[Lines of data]
——————————
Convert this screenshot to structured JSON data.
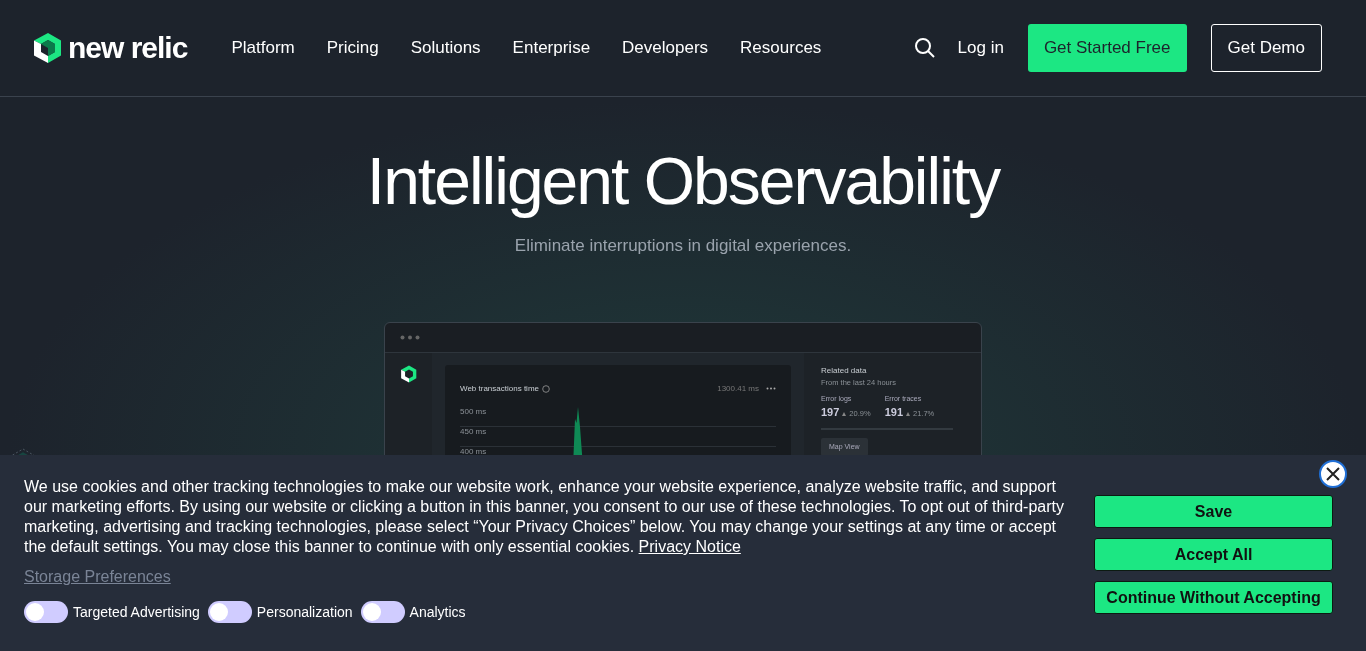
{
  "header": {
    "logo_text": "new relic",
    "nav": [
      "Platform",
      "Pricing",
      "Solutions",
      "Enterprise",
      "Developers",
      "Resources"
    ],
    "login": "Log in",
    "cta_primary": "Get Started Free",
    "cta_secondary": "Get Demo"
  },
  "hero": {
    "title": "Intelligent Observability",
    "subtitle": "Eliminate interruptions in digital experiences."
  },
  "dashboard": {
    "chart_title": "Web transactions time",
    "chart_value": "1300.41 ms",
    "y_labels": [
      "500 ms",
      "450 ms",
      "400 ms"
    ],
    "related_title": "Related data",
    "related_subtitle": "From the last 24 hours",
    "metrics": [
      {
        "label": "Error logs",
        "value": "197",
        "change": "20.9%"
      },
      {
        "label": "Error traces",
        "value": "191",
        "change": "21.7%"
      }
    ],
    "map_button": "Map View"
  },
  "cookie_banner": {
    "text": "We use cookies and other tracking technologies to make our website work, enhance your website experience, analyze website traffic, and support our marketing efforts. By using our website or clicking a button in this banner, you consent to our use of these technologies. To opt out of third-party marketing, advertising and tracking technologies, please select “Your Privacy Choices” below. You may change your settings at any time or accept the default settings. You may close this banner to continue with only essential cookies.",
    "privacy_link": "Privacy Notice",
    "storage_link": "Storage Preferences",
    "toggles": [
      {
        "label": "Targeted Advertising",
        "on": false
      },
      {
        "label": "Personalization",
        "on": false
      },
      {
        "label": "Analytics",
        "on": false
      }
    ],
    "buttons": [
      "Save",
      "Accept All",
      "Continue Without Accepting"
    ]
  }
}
——————————
• WRITTEN REQUEST: Print the records word for word and exclude any picture they hold.

• WRITTEN SOLUTION:
Convert this screenshot to structured JSON data.
{
  "header": {
    "logo_text": "new relic",
    "nav": [
      "Platform",
      "Pricing",
      "Solutions",
      "Enterprise",
      "Developers",
      "Resources"
    ],
    "login": "Log in",
    "cta_primary": "Get Started Free",
    "cta_secondary": "Get Demo"
  },
  "hero": {
    "title": "Intelligent Observability",
    "subtitle": "Eliminate interruptions in digital experiences."
  },
  "dashboard": {
    "chart_title": "Web transactions time",
    "chart_value": "1300.41 ms",
    "y_labels": [
      "500 ms",
      "450 ms",
      "400 ms"
    ],
    "related_title": "Related data",
    "related_subtitle": "From the last 24 hours",
    "metrics": [
      {
        "label": "Error logs",
        "value": "197",
        "change": "20.9%"
      },
      {
        "label": "Error traces",
        "value": "191",
        "change": "21.7%"
      }
    ],
    "map_button": "Map View"
  },
  "cookie_banner": {
    "text": "We use cookies and other tracking technologies to make our website work, enhance your website experience, analyze website traffic, and support our marketing efforts. By using our website or clicking a button in this banner, you consent to our use of these technologies. To opt out of third-party marketing, advertising and tracking technologies, please select “Your Privacy Choices” below. You may change your settings at any time or accept the default settings. You may close this banner to continue with only essential cookies.",
    "privacy_link": "Privacy Notice",
    "storage_link": "Storage Preferences",
    "toggles": [
      {
        "label": "Targeted Advertising",
        "on": false
      },
      {
        "label": "Personalization",
        "on": false
      },
      {
        "label": "Analytics",
        "on": false
      }
    ],
    "buttons": [
      "Save",
      "Accept All",
      "Continue Without Accepting"
    ]
  }
}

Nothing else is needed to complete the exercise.